Extract the full listing verbatim and drop any pictures from your copy.

### Data for processing
[Begin]

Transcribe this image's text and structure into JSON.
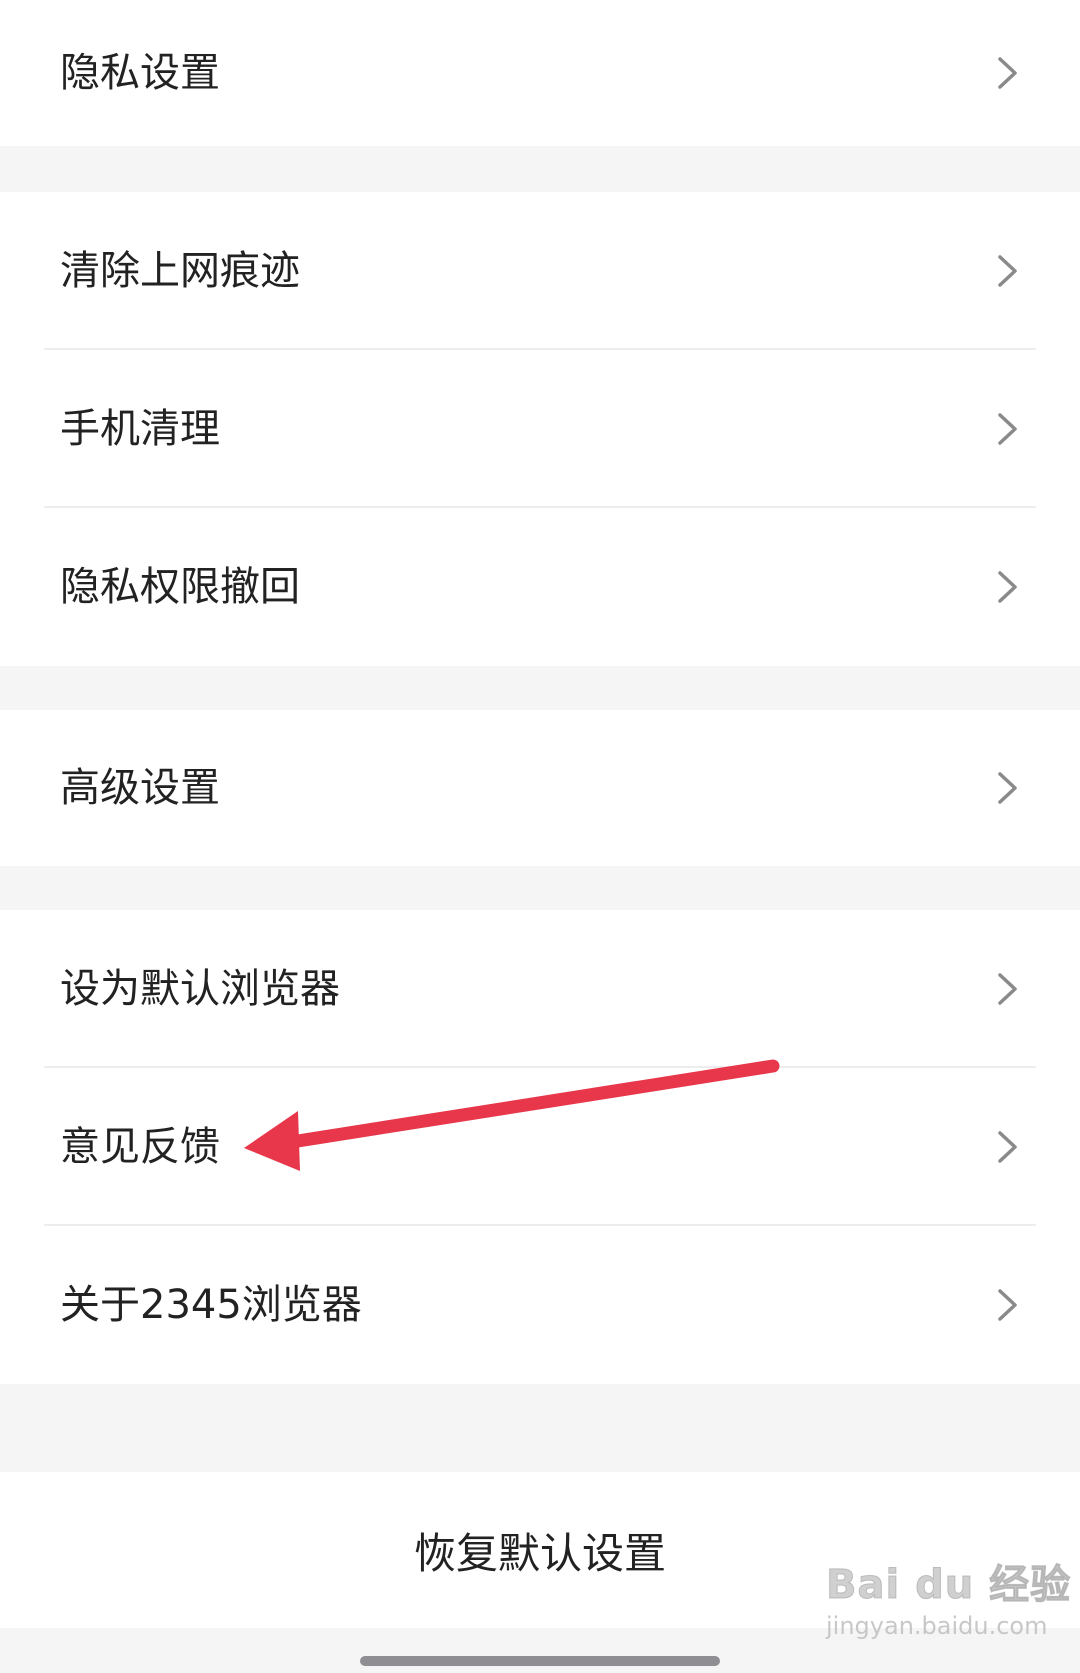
{
  "groups": [
    {
      "items": [
        {
          "label": "隐私设置"
        }
      ]
    },
    {
      "items": [
        {
          "label": "清除上网痕迹"
        },
        {
          "label": "手机清理"
        },
        {
          "label": "隐私权限撤回"
        }
      ]
    },
    {
      "items": [
        {
          "label": "高级设置"
        }
      ]
    },
    {
      "items": [
        {
          "label": "设为默认浏览器"
        },
        {
          "label": "意见反馈"
        },
        {
          "label": "关于2345浏览器"
        }
      ]
    }
  ],
  "reset": {
    "label": "恢复默认设置"
  },
  "annotation": {
    "target": "意见反馈",
    "color": "#e8374a"
  },
  "watermark": {
    "brand": "Bai du 经验",
    "url": "jingyan.baidu.com"
  }
}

[End]

### Result for this task
Transcribe this image's text and structure into JSON.
{
  "groups": [
    {
      "items": [
        {
          "label": "隐私设置"
        }
      ]
    },
    {
      "items": [
        {
          "label": "清除上网痕迹"
        },
        {
          "label": "手机清理"
        },
        {
          "label": "隐私权限撤回"
        }
      ]
    },
    {
      "items": [
        {
          "label": "高级设置"
        }
      ]
    },
    {
      "items": [
        {
          "label": "设为默认浏览器"
        },
        {
          "label": "意见反馈"
        },
        {
          "label": "关于2345浏览器"
        }
      ]
    }
  ],
  "reset": {
    "label": "恢复默认设置"
  },
  "annotation": {
    "target": "意见反馈",
    "color": "#e8374a"
  },
  "watermark": {
    "brand": "Bai du 经验",
    "url": "jingyan.baidu.com"
  }
}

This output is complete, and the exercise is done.